Exercise prompt:
After reading the data below, copy out every line that contains the word "what".

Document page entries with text
————————

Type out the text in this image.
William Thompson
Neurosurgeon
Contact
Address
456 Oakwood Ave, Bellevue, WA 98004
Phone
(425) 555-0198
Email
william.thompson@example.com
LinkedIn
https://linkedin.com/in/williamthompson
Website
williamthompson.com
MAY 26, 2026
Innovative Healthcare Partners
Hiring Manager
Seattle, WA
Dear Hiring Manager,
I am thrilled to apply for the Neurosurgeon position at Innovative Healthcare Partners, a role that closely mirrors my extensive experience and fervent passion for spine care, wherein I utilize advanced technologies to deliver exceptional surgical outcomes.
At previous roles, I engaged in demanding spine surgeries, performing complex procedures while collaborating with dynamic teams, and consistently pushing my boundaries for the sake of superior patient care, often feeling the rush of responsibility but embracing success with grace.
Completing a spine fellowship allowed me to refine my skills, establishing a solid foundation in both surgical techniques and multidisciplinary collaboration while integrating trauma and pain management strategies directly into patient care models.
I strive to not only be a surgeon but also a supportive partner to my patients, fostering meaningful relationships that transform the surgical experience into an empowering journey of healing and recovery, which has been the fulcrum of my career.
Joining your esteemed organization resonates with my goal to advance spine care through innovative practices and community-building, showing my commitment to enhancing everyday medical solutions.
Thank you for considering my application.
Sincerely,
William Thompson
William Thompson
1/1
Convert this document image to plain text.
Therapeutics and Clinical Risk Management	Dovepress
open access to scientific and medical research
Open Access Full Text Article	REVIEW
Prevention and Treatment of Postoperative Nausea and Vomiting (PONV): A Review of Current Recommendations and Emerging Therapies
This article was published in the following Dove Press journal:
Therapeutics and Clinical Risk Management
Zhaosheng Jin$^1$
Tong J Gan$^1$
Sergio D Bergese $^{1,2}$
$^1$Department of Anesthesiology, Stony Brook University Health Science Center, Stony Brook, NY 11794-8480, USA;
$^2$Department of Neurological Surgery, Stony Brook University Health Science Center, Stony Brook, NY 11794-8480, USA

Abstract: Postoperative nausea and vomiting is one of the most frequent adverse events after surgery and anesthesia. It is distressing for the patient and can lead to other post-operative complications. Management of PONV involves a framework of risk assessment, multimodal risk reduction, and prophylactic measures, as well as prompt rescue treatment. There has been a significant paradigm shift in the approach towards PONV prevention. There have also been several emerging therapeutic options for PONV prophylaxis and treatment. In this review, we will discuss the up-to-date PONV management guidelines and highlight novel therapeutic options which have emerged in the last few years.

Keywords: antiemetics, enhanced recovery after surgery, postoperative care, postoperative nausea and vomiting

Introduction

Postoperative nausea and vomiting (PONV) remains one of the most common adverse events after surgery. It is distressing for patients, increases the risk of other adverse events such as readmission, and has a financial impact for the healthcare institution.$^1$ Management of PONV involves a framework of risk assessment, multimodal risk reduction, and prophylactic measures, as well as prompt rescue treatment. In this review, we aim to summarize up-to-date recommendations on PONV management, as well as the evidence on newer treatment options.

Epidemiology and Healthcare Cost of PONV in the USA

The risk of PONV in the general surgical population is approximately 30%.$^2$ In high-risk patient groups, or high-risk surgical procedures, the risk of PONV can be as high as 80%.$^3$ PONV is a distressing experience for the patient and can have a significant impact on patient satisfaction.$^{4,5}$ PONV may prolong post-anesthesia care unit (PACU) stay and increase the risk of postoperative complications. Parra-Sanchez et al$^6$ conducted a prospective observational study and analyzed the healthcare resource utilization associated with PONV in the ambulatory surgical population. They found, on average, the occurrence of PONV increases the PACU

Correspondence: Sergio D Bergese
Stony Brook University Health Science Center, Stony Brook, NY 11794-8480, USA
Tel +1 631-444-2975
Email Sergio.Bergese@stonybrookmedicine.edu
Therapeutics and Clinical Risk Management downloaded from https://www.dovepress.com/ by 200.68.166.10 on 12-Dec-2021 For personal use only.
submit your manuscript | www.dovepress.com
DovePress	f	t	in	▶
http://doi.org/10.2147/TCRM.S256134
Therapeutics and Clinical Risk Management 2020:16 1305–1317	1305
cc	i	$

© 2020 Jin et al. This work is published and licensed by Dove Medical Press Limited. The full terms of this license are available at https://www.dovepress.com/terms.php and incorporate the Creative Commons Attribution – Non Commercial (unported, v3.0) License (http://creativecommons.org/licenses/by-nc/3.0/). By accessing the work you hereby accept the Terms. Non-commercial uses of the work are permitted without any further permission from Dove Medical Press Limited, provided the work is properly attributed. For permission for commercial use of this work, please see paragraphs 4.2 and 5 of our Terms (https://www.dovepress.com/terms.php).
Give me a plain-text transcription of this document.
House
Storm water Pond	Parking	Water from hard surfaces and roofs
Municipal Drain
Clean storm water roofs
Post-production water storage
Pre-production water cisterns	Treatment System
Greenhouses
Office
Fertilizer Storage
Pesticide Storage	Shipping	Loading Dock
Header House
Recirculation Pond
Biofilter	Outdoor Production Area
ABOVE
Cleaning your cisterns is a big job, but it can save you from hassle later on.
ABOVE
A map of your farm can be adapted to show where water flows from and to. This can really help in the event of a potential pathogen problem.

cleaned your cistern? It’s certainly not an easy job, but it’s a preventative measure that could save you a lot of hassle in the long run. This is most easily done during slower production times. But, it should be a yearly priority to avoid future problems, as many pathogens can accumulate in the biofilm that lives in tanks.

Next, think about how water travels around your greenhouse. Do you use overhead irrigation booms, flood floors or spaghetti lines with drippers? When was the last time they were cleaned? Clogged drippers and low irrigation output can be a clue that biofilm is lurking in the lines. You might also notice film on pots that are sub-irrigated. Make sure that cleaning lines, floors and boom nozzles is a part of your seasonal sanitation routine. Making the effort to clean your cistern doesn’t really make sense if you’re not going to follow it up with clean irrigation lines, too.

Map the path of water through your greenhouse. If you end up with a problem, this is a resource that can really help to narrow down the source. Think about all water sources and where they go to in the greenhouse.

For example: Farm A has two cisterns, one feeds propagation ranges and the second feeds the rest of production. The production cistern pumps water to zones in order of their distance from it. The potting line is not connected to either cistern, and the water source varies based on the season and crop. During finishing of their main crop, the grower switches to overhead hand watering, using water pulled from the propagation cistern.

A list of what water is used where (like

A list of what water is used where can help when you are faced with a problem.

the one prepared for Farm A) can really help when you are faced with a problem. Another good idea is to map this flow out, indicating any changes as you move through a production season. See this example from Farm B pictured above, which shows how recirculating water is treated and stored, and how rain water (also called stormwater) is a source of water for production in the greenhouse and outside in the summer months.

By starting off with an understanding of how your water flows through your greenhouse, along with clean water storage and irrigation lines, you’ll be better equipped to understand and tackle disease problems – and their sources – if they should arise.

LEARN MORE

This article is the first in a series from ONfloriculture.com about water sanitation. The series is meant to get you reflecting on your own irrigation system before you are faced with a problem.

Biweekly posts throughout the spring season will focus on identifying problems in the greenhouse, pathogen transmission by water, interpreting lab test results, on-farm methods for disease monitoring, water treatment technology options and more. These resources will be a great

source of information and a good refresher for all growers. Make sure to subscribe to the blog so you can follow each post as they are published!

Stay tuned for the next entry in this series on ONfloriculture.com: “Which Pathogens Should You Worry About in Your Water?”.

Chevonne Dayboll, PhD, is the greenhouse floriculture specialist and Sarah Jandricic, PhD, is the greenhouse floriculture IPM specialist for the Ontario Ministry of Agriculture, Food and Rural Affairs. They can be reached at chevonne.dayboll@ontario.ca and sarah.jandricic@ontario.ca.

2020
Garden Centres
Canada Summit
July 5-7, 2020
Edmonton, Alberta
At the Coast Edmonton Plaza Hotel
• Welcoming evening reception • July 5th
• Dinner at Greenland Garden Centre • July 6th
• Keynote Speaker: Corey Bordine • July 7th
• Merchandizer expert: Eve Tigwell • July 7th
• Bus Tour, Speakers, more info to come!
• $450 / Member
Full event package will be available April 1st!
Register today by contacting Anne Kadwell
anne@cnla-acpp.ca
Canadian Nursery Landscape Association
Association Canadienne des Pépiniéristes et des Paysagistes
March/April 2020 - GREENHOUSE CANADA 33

————————

Exercise result:
A list of what water is used where (like
A list of what water is used where can help when you are faced with a problem.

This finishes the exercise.